Dataset:
= = = = = = =

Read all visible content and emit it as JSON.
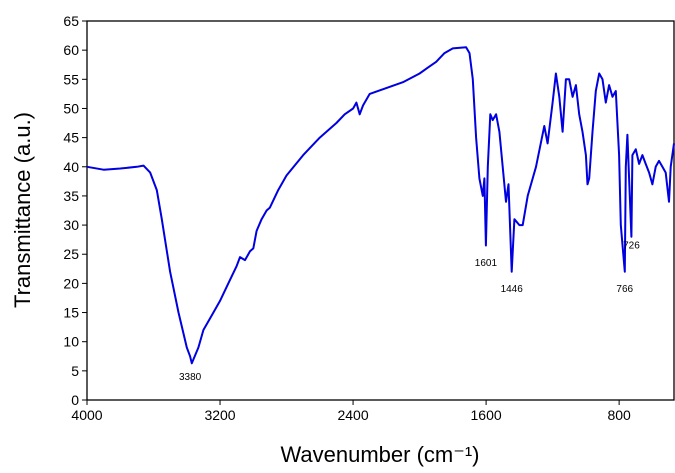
{
  "chart_data": {
    "type": "line",
    "xlabel": "Wavenumber (cm⁻¹)",
    "ylabel": "Transmittance (a.u.)",
    "xlim": [
      4000,
      470
    ],
    "ylim": [
      0,
      65
    ],
    "xticks": [
      4000,
      3200,
      2400,
      1600,
      800
    ],
    "yticks": [
      0,
      5,
      10,
      15,
      20,
      25,
      30,
      35,
      40,
      45,
      50,
      55,
      60,
      65
    ],
    "series": [
      {
        "color": "#0000e0",
        "x": [
          4000,
          3900,
          3800,
          3700,
          3660,
          3620,
          3580,
          3550,
          3500,
          3450,
          3400,
          3380,
          3370,
          3330,
          3300,
          3250,
          3200,
          3150,
          3100,
          3080,
          3050,
          3020,
          3000,
          2980,
          2950,
          2920,
          2900,
          2850,
          2800,
          2700,
          2600,
          2500,
          2450,
          2400,
          2380,
          2360,
          2340,
          2300,
          2200,
          2100,
          2000,
          1950,
          1900,
          1850,
          1800,
          1720,
          1700,
          1680,
          1660,
          1640,
          1620,
          1610,
          1601,
          1590,
          1575,
          1560,
          1540,
          1520,
          1500,
          1480,
          1465,
          1446,
          1430,
          1400,
          1380,
          1350,
          1300,
          1250,
          1230,
          1200,
          1180,
          1160,
          1140,
          1120,
          1100,
          1080,
          1060,
          1040,
          1020,
          1000,
          990,
          980,
          960,
          940,
          920,
          900,
          880,
          860,
          840,
          820,
          800,
          790,
          766,
          760,
          750,
          740,
          726,
          720,
          700,
          680,
          660,
          640,
          620,
          600,
          580,
          560,
          540,
          520,
          500,
          490,
          470
        ],
        "values": [
          40,
          39.5,
          39.7,
          40,
          40.2,
          39,
          36,
          31,
          22,
          15,
          9,
          7.5,
          6.3,
          9,
          12,
          14.5,
          17,
          20,
          23,
          24.5,
          24,
          25.5,
          26,
          29,
          31,
          32.5,
          33,
          36,
          38.5,
          42,
          45,
          47.5,
          49,
          50,
          51,
          49,
          50.5,
          52.5,
          53.5,
          54.5,
          56,
          57,
          58,
          59.5,
          60.3,
          60.5,
          59.5,
          55,
          45,
          38,
          35,
          38,
          26.5,
          40,
          49,
          48,
          49,
          46,
          40,
          34,
          37,
          22,
          31,
          30,
          30,
          35,
          40,
          47,
          44,
          51,
          56,
          52,
          46,
          55,
          55,
          52,
          54,
          49,
          46,
          42,
          37,
          38,
          46,
          53,
          56,
          55,
          51,
          54,
          52,
          53,
          42,
          30,
          22,
          40,
          45.5,
          38,
          28,
          42,
          43,
          40.5,
          42,
          40.5,
          39,
          37,
          40,
          41,
          40,
          39,
          34,
          40,
          44
        ]
      }
    ],
    "annotations": [
      {
        "text": "3380",
        "x": 3380,
        "y": 3.4
      },
      {
        "text": "1601",
        "x": 1601,
        "y": 23
      },
      {
        "text": "1446",
        "x": 1446,
        "y": 18.5
      },
      {
        "text": "766",
        "x": 766,
        "y": 18.5
      },
      {
        "text": "726",
        "x": 726,
        "y": 26
      }
    ]
  }
}
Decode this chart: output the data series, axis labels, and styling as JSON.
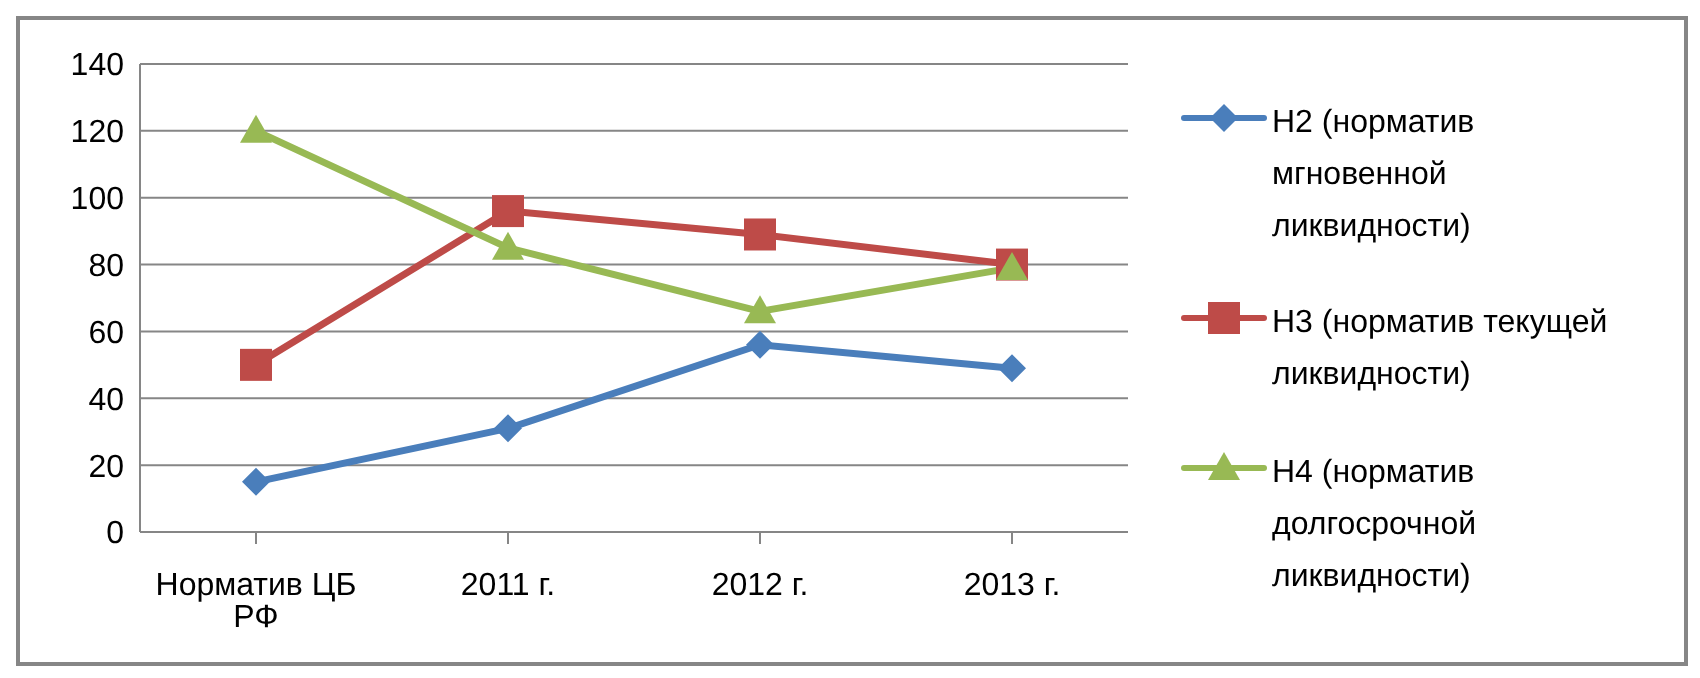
{
  "chart_data": {
    "type": "line",
    "categories": [
      "Норматив ЦБ РФ",
      "2011 г.",
      "2012 г.",
      "2013 г."
    ],
    "series": [
      {
        "name": "Н2 (норматив мгновенной ликвидности)",
        "color": "#4a7ebb",
        "marker": "diamond",
        "values": [
          15,
          31,
          56,
          49
        ]
      },
      {
        "name": "Н3 (норматив текущей ликвидности)",
        "color": "#be4b48",
        "marker": "square",
        "values": [
          50,
          96,
          89,
          80
        ]
      },
      {
        "name": "Н4 (норматив долгосрочной ликвидности)",
        "color": "#98b954",
        "marker": "triangle",
        "values": [
          120,
          85,
          66,
          79
        ]
      }
    ],
    "ylim": [
      0,
      140
    ],
    "yticks": [
      0,
      20,
      40,
      60,
      80,
      100,
      120,
      140
    ],
    "grid": "y",
    "legend": "right"
  }
}
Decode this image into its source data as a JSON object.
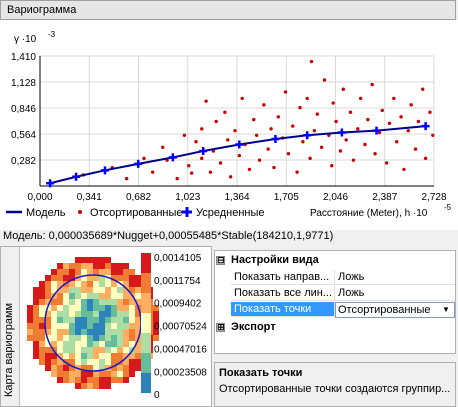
{
  "header": {
    "title": "Вариограмма"
  },
  "chart_data": {
    "type": "scatter",
    "y_scale_label": "γ ·10",
    "y_scale_exp": "-3",
    "x_scale_exp": "-5",
    "xlabel": "Расстояние (Meter), h ·10",
    "x_ticks": [
      "0,000",
      "0,341",
      "0,682",
      "1,023",
      "1,364",
      "1,705",
      "2,046",
      "2,387",
      "2,728"
    ],
    "y_ticks": [
      "0,282",
      "0,564",
      "0,846",
      "1,128",
      "1,410"
    ],
    "xlim": [
      0,
      2.728
    ],
    "ylim": [
      0,
      1.41
    ],
    "legend": {
      "model": "Модель",
      "sorted": "Отсортированные",
      "averaged": "Усредненные"
    },
    "colors": {
      "model": "#00008b",
      "sorted": "#cc0000",
      "averaged": "#0000ff"
    },
    "averaged_points": [
      [
        0.07,
        0.03
      ],
      [
        0.25,
        0.1
      ],
      [
        0.45,
        0.17
      ],
      [
        0.68,
        0.24
      ],
      [
        0.92,
        0.31
      ],
      [
        1.13,
        0.38
      ],
      [
        1.38,
        0.45
      ],
      [
        1.63,
        0.51
      ],
      [
        1.85,
        0.55
      ],
      [
        2.09,
        0.58
      ],
      [
        2.33,
        0.6
      ],
      [
        2.67,
        0.65
      ]
    ],
    "sorted_points": [
      [
        0.85,
        0.42
      ],
      [
        0.95,
        0.08
      ],
      [
        1.0,
        0.55
      ],
      [
        1.03,
        0.22
      ],
      [
        1.05,
        0.14
      ],
      [
        1.08,
        0.48
      ],
      [
        1.12,
        0.3
      ],
      [
        1.12,
        0.62
      ],
      [
        1.15,
        0.92
      ],
      [
        1.18,
        0.15
      ],
      [
        1.2,
        0.38
      ],
      [
        1.22,
        0.7
      ],
      [
        1.25,
        0.25
      ],
      [
        1.28,
        0.8
      ],
      [
        1.3,
        0.5
      ],
      [
        1.32,
        0.1
      ],
      [
        1.35,
        0.6
      ],
      [
        1.38,
        0.33
      ],
      [
        1.4,
        0.95
      ],
      [
        1.42,
        0.45
      ],
      [
        1.45,
        0.18
      ],
      [
        1.48,
        0.72
      ],
      [
        1.5,
        0.55
      ],
      [
        1.52,
        0.28
      ],
      [
        1.55,
        0.88
      ],
      [
        1.58,
        0.4
      ],
      [
        1.6,
        0.62
      ],
      [
        1.62,
        0.2
      ],
      [
        1.65,
        0.75
      ],
      [
        1.68,
        0.52
      ],
      [
        1.7,
        1.02
      ],
      [
        1.72,
        0.35
      ],
      [
        1.75,
        0.65
      ],
      [
        1.78,
        0.15
      ],
      [
        1.8,
        0.85
      ],
      [
        1.82,
        0.48
      ],
      [
        1.85,
        0.95
      ],
      [
        1.87,
        0.3
      ],
      [
        1.88,
        1.35
      ],
      [
        1.9,
        0.6
      ],
      [
        1.92,
        0.78
      ],
      [
        1.95,
        0.42
      ],
      [
        1.97,
        1.15
      ],
      [
        2.0,
        0.55
      ],
      [
        2.02,
        0.22
      ],
      [
        2.03,
        0.9
      ],
      [
        2.05,
        0.7
      ],
      [
        2.08,
        0.38
      ],
      [
        2.1,
        1.05
      ],
      [
        2.12,
        0.5
      ],
      [
        2.15,
        0.8
      ],
      [
        2.17,
        0.28
      ],
      [
        2.2,
        0.62
      ],
      [
        2.22,
        0.95
      ],
      [
        2.25,
        0.45
      ],
      [
        2.27,
        0.72
      ],
      [
        2.3,
        1.1
      ],
      [
        2.32,
        0.35
      ],
      [
        2.35,
        0.58
      ],
      [
        2.37,
        0.82
      ],
      [
        2.4,
        0.25
      ],
      [
        2.42,
        0.68
      ],
      [
        2.45,
        0.95
      ],
      [
        2.47,
        0.48
      ],
      [
        2.5,
        0.75
      ],
      [
        2.52,
        0.18
      ],
      [
        2.55,
        0.6
      ],
      [
        2.57,
        0.88
      ],
      [
        2.6,
        0.4
      ],
      [
        2.62,
        0.7
      ],
      [
        2.65,
        1.05
      ],
      [
        2.67,
        0.3
      ],
      [
        2.7,
        0.8
      ],
      [
        2.72,
        0.55
      ],
      [
        0.3,
        0.12
      ],
      [
        0.5,
        0.2
      ],
      [
        0.6,
        0.08
      ],
      [
        0.72,
        0.3
      ],
      [
        0.78,
        0.15
      ],
      [
        0.88,
        0.28
      ]
    ]
  },
  "model_formula": "Модель: 0,000035689*Nugget+0,00055485*Stable(184210,1,9771)",
  "map": {
    "tab_label": "Карта вариограмм",
    "legend_values": [
      "0,0014105",
      "0,0011754",
      "0,0009402",
      "0,00070524",
      "0,00047016",
      "0,00023508",
      "0"
    ],
    "legend_colors": [
      "#d7191c",
      "#f07c34",
      "#fdae61",
      "#ffffbf",
      "#abdda4",
      "#66bd9c",
      "#2b83ba"
    ]
  },
  "properties": {
    "cat1": {
      "label": "Настройки вида",
      "toggle": "⊟"
    },
    "rows": [
      {
        "name": "Показать направ...",
        "value": "Ложь"
      },
      {
        "name": "Показать все лин...",
        "value": "Ложь"
      },
      {
        "name": "Показать точки",
        "value": "Отсортированные"
      }
    ],
    "cat2": {
      "label": "Экспорт",
      "toggle": "⊞"
    }
  },
  "description": {
    "title": "Показать точки",
    "text": "Отсортированные точки создаются группир..."
  }
}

= = = = = = =

Look through the data and gather every line with the string "Decode" in it.

The output:
Decode this chart: output the data series, axis labels, and styling as JSON.
Decode this image into its source data as a JSON object.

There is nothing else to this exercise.